Show, in full, each line of the data that contains "크리에이터".

Records shown start

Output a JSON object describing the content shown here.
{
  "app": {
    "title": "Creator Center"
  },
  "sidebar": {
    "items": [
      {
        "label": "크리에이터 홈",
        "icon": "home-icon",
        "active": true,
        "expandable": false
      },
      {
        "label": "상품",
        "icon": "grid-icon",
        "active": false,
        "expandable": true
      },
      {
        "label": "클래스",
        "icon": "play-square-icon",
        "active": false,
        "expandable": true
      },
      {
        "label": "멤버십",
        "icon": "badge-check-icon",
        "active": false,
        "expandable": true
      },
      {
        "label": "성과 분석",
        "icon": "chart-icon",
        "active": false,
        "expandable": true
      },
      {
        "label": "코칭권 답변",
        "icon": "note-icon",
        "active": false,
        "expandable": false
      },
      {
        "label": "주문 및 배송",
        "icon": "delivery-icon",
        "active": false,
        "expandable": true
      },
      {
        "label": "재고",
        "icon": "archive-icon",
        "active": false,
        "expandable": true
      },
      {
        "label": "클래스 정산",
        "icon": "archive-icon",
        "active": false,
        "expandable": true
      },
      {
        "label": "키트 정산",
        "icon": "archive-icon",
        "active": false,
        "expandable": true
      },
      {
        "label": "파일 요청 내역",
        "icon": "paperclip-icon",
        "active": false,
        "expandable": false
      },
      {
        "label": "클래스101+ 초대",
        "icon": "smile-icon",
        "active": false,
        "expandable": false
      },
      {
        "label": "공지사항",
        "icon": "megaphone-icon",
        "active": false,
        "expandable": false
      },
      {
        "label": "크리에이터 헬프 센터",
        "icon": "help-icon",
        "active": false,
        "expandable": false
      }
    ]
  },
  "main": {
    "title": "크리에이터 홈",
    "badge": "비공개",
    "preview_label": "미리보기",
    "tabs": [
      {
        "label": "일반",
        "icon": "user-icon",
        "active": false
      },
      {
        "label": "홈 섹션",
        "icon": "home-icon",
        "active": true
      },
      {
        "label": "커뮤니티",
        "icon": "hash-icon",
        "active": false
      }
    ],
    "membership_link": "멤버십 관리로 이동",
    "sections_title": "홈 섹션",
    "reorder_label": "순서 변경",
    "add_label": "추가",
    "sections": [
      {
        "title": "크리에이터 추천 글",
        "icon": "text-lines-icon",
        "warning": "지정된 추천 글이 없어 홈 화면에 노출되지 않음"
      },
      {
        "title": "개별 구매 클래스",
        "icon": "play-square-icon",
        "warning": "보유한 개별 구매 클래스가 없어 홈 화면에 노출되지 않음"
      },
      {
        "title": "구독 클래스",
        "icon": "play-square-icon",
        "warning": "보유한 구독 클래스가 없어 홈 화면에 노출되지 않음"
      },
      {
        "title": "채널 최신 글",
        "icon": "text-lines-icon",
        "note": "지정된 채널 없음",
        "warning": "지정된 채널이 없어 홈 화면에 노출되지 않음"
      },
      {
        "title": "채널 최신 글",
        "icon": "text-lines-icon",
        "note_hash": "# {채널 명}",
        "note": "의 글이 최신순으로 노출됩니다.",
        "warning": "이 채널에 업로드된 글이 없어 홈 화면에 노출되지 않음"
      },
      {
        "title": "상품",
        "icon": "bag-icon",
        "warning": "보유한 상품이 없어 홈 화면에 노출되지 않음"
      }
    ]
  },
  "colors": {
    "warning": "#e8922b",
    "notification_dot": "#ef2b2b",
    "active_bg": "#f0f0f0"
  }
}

Records shown end
Records shown start

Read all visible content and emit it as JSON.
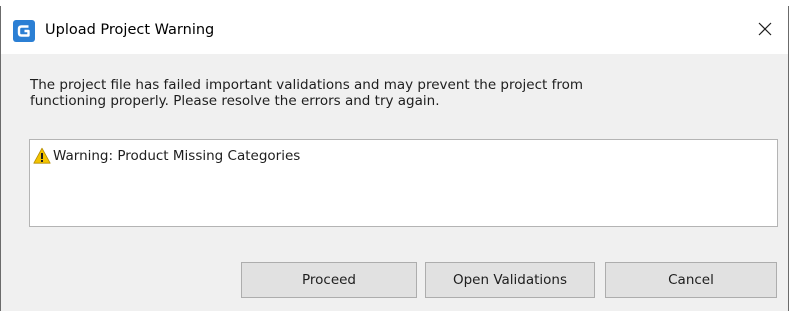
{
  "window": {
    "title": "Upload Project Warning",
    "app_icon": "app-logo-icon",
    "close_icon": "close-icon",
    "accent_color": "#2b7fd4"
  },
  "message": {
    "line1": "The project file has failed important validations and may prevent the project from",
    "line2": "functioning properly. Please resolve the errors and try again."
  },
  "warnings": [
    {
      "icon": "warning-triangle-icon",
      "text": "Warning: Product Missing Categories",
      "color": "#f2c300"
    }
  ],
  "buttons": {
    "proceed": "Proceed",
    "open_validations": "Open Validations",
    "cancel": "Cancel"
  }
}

Records shown end
Records shown start

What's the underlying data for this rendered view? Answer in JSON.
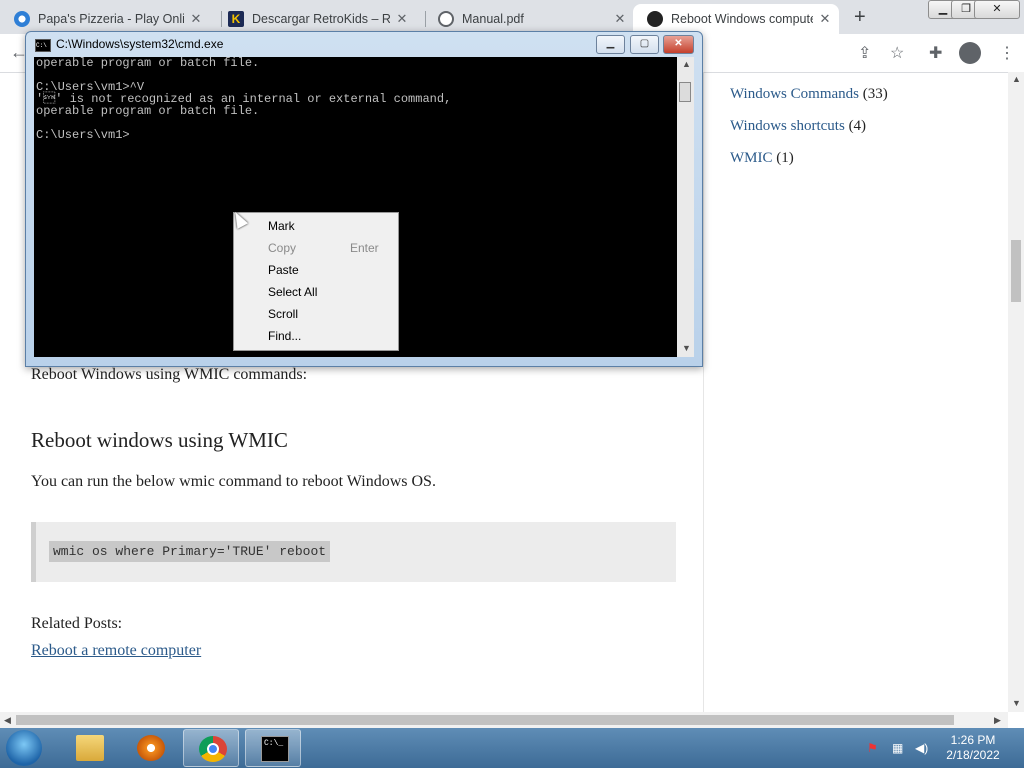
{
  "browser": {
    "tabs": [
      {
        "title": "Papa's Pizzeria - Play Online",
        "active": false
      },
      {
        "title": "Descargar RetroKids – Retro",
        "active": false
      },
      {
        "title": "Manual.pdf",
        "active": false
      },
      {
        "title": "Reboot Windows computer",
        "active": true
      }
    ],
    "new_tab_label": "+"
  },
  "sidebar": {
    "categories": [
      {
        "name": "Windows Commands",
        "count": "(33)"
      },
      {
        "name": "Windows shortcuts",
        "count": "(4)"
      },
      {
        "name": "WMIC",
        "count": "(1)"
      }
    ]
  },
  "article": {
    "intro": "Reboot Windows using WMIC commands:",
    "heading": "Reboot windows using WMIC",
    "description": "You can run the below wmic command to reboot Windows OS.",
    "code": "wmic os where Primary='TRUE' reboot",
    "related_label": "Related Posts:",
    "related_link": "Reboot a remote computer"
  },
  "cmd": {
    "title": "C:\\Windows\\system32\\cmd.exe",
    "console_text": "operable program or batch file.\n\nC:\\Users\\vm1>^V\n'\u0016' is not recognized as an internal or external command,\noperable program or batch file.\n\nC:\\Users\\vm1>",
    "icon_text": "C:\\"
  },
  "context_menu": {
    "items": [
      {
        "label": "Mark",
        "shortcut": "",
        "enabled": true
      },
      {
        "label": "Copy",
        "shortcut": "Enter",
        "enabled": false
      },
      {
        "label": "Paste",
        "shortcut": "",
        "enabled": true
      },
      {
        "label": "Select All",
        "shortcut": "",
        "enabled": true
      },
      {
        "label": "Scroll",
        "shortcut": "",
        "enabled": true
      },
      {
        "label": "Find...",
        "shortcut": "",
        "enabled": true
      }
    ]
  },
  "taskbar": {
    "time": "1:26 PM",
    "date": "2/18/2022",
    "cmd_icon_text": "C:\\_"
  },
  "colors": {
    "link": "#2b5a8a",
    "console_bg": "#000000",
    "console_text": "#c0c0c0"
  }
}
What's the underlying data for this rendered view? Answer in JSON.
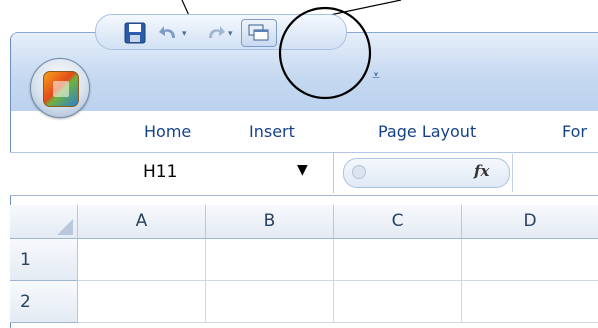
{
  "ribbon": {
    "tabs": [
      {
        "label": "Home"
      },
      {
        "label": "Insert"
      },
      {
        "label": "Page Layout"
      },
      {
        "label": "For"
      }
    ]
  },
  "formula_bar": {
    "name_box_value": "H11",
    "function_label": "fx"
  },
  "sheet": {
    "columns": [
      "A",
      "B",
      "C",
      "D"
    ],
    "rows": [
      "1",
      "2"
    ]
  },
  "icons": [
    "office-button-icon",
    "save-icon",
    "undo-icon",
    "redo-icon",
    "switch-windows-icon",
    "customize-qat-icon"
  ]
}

Records shown end

→ **Expected output**:
        "label": "크리에이터 홈",
        "label": "크리에이터 헬프 센터",
    "title": "크리에이터 홈",
        "title": "크리에이터 추천 글",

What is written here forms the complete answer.